Dataset rows about figures
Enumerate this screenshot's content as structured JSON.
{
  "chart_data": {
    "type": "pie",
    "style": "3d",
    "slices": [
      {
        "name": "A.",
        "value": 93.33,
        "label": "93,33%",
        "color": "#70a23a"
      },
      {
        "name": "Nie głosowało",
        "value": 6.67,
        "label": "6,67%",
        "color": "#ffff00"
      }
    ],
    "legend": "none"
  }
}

Exercise description - Output the listing above word for word.

Exercise solution -
Enumerate this screenshot's content as structured JSON.
{
  "chart_data": {
    "type": "pie",
    "style": "3d",
    "slices": [
      {
        "name": "A.",
        "value": 93.33,
        "label": "93,33%",
        "color": "#70a23a"
      },
      {
        "name": "Nie głosowało",
        "value": 6.67,
        "label": "6,67%",
        "color": "#ffff00"
      }
    ],
    "legend": "none"
  }
}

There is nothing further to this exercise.